▶ [INSTRUCTION] Determine which lines contain the word "text", then copy those lines.

▶ [WORKING DATA]
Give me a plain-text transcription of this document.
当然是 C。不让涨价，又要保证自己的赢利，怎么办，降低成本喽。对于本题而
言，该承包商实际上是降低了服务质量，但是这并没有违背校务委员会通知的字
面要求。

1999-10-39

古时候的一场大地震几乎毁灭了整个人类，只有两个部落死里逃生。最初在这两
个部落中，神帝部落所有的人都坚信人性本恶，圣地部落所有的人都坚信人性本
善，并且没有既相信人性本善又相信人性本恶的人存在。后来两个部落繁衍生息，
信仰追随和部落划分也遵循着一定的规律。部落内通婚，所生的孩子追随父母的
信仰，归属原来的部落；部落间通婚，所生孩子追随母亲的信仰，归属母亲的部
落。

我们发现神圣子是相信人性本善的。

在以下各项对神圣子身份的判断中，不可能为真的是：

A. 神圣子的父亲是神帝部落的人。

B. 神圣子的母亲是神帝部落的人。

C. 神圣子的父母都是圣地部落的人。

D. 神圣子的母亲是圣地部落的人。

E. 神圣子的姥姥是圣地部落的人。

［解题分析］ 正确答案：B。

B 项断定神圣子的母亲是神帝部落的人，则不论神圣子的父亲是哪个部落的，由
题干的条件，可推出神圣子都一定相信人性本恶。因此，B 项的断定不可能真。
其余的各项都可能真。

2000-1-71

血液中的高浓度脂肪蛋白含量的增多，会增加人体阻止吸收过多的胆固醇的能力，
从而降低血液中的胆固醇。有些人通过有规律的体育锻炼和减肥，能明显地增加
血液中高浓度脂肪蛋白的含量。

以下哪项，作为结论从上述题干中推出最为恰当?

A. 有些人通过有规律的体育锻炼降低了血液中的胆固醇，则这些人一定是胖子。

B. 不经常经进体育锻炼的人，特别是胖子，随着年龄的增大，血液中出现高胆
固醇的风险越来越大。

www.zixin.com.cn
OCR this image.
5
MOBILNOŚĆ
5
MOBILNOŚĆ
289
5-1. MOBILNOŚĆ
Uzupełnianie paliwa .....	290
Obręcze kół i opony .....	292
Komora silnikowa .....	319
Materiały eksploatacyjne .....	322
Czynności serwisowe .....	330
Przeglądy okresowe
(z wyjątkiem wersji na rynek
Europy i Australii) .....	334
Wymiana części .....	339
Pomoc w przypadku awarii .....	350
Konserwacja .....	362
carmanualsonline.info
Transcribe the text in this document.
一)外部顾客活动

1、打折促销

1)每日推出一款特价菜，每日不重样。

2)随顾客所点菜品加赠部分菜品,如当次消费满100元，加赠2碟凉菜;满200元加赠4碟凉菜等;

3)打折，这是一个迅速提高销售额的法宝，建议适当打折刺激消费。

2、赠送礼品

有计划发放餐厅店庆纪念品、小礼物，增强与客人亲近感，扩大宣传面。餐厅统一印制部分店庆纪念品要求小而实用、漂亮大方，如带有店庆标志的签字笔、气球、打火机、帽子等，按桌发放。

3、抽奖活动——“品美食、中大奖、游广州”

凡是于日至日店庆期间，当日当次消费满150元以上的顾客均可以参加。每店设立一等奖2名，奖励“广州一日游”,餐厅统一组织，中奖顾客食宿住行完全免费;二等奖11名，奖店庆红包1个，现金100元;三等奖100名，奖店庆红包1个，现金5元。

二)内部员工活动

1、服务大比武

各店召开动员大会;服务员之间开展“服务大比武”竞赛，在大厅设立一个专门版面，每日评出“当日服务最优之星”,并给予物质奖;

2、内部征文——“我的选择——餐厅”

▶ [THE COMPLETED TASK]
Give me a plain-text transcription of this document.
Transcribe the text in this document.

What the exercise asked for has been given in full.